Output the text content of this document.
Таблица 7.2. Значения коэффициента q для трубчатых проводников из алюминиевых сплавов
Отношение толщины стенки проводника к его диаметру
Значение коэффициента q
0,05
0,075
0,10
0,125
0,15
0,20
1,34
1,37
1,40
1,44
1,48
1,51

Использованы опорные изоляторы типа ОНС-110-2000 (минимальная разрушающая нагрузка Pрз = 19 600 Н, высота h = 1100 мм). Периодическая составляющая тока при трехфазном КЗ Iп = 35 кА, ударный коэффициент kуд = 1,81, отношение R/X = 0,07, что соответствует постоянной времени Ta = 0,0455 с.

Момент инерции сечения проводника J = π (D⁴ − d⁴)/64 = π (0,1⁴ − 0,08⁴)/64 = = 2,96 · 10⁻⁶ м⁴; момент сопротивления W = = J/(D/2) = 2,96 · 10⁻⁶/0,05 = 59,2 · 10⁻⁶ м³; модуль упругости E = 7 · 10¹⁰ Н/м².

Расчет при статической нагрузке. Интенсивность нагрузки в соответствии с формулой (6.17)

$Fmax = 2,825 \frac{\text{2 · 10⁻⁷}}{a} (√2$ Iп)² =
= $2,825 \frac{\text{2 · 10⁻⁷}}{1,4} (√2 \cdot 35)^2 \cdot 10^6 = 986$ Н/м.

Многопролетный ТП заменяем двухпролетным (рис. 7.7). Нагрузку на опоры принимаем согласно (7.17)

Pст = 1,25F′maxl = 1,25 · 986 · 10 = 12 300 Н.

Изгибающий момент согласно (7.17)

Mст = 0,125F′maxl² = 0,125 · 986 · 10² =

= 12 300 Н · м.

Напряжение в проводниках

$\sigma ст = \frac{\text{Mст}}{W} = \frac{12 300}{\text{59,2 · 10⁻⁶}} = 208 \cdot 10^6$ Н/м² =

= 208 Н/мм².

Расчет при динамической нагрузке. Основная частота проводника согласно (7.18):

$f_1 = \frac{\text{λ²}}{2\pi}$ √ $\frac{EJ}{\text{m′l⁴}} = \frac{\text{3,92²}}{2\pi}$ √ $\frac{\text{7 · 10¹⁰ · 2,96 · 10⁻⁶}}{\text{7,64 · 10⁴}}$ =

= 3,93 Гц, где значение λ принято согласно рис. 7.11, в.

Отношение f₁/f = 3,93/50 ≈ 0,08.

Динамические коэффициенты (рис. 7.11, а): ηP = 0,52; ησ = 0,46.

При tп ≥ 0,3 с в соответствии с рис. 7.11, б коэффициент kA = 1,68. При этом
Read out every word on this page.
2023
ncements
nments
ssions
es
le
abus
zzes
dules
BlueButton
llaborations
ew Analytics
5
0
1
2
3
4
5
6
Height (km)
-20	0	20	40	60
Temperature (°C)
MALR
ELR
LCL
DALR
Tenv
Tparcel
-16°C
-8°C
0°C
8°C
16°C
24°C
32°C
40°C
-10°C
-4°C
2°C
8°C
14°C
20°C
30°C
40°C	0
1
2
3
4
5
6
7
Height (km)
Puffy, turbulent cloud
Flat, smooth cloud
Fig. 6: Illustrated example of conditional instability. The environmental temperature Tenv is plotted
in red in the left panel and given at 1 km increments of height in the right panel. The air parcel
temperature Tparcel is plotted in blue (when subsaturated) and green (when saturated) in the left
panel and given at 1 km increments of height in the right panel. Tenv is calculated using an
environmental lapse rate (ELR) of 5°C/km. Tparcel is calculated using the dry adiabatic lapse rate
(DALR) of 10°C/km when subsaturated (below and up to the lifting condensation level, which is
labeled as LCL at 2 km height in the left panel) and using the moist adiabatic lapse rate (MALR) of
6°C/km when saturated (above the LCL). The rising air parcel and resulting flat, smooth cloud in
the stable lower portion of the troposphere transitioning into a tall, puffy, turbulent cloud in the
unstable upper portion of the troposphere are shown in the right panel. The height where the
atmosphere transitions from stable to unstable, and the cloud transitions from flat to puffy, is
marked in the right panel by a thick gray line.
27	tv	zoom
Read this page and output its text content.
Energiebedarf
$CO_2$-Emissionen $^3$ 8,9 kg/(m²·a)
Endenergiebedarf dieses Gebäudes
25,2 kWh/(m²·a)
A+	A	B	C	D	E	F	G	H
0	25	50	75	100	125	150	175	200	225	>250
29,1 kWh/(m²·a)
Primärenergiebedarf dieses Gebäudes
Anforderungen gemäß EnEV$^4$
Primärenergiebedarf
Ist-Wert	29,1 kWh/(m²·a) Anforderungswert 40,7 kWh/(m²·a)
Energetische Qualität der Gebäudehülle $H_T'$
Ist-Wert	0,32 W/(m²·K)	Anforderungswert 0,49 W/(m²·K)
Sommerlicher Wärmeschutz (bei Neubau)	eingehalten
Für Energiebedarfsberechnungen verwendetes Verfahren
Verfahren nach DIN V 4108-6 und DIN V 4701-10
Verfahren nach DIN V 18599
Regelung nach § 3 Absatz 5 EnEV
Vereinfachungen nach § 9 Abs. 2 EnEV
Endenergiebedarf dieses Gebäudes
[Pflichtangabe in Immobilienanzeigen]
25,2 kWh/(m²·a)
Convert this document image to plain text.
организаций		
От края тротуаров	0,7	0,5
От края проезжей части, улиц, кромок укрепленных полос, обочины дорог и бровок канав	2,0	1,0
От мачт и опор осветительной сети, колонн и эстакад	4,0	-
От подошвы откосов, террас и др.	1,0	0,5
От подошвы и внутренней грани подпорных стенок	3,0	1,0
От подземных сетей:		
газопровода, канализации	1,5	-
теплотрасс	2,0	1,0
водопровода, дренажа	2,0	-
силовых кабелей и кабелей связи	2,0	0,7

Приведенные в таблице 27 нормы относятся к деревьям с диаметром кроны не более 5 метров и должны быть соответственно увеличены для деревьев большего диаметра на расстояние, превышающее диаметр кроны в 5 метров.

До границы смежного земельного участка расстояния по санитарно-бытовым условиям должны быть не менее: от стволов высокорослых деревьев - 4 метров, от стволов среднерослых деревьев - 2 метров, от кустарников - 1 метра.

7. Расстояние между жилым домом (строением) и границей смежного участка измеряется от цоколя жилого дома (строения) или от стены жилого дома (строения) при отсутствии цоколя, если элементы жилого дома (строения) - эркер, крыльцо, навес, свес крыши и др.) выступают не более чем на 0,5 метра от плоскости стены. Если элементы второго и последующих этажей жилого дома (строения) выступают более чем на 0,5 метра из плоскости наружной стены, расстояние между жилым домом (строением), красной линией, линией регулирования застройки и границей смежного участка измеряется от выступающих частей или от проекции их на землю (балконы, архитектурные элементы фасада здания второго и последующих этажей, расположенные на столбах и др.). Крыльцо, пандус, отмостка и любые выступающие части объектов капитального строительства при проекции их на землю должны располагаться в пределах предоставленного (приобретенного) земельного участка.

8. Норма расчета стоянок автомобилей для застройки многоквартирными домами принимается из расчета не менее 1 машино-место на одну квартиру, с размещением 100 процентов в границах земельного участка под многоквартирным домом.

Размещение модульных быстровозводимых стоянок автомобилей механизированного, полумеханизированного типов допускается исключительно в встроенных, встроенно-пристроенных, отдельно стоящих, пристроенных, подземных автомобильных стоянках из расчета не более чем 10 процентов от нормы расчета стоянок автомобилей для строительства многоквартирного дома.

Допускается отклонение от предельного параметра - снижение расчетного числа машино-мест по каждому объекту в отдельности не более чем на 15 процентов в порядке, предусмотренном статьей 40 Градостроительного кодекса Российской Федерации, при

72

------------------------------------------------

Exercise details:
Reply with the number of lines in the preceding entries that contain "должны", and no other words.

Solved problem:
3